**Task statement**: Using the records provided below, locate and copy each line that contains the word "Viotia".

(Collected data entries)
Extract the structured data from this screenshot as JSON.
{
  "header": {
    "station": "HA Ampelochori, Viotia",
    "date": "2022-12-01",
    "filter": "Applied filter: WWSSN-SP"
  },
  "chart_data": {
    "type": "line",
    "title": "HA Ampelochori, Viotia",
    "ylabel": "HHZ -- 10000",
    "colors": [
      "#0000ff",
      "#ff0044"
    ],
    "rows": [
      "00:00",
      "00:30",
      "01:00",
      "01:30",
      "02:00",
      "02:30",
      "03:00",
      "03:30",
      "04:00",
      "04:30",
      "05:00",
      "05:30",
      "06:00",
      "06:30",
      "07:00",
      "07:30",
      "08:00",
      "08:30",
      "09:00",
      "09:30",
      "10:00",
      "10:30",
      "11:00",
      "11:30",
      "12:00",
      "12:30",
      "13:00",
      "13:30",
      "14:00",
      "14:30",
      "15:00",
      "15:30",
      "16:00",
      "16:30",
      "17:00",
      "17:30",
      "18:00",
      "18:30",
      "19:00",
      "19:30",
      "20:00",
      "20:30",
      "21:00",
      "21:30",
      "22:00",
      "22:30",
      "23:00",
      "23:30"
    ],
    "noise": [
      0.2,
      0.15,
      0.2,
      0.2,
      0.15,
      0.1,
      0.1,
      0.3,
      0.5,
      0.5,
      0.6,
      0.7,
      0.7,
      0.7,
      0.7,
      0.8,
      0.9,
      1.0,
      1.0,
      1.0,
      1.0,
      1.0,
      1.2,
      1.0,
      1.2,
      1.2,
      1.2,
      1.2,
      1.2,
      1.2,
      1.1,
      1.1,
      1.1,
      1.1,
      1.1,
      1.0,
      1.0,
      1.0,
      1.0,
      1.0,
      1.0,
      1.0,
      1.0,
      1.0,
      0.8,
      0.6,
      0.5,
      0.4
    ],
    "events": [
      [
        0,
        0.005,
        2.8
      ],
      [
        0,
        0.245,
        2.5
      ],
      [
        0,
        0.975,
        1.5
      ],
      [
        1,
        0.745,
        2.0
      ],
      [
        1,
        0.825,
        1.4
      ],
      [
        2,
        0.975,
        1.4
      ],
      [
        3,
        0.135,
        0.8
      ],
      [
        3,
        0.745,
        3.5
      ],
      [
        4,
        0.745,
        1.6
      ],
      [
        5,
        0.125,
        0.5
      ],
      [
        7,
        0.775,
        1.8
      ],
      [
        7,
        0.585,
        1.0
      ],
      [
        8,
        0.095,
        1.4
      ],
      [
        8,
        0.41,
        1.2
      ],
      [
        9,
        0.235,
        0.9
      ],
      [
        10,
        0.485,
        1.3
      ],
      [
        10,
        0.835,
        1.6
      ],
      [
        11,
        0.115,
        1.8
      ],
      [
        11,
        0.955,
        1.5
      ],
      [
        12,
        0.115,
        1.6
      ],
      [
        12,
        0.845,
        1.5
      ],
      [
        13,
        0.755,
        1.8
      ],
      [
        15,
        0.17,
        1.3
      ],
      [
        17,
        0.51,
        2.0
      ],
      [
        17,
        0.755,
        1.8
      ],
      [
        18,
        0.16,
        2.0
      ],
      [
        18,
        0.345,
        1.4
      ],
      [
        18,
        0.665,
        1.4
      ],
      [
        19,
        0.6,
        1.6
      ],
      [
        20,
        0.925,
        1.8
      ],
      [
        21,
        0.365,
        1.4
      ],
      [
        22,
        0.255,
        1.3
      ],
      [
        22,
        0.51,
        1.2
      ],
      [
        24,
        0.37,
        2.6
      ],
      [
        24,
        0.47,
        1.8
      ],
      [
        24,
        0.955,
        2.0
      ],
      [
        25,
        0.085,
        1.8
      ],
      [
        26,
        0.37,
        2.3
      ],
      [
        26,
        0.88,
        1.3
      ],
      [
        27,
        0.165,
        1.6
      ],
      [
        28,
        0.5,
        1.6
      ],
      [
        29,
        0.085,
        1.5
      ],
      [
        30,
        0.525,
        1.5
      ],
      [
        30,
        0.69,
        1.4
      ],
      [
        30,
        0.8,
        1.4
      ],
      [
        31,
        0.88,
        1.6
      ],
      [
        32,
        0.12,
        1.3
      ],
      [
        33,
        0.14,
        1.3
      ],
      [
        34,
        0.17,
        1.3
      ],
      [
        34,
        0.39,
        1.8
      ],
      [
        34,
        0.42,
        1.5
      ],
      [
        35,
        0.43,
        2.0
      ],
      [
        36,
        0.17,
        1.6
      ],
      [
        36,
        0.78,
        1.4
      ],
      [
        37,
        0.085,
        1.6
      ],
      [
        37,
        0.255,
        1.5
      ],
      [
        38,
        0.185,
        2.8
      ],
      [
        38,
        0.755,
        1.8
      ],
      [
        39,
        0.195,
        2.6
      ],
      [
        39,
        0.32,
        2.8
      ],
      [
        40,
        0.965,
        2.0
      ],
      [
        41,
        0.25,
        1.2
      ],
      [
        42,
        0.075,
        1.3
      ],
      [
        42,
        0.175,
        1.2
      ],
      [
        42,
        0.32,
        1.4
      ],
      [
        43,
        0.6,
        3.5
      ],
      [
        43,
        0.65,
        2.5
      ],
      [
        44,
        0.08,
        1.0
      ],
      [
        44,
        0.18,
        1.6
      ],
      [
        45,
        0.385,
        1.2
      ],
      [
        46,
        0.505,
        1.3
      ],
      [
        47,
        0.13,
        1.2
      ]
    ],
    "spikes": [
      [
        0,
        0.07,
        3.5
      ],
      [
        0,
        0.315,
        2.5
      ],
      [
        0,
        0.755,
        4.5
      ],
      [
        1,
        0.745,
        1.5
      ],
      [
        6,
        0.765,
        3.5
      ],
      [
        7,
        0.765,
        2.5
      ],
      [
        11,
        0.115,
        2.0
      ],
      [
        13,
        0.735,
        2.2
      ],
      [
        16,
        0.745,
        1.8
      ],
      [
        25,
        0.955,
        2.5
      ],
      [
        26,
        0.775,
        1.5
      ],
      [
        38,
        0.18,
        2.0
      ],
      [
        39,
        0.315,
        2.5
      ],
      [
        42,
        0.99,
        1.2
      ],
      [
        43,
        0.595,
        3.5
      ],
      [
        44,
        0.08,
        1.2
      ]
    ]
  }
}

**Solution for this task**:
    "station": "HA Ampelochori, Viotia",
    "title": "HA Ampelochori, Viotia",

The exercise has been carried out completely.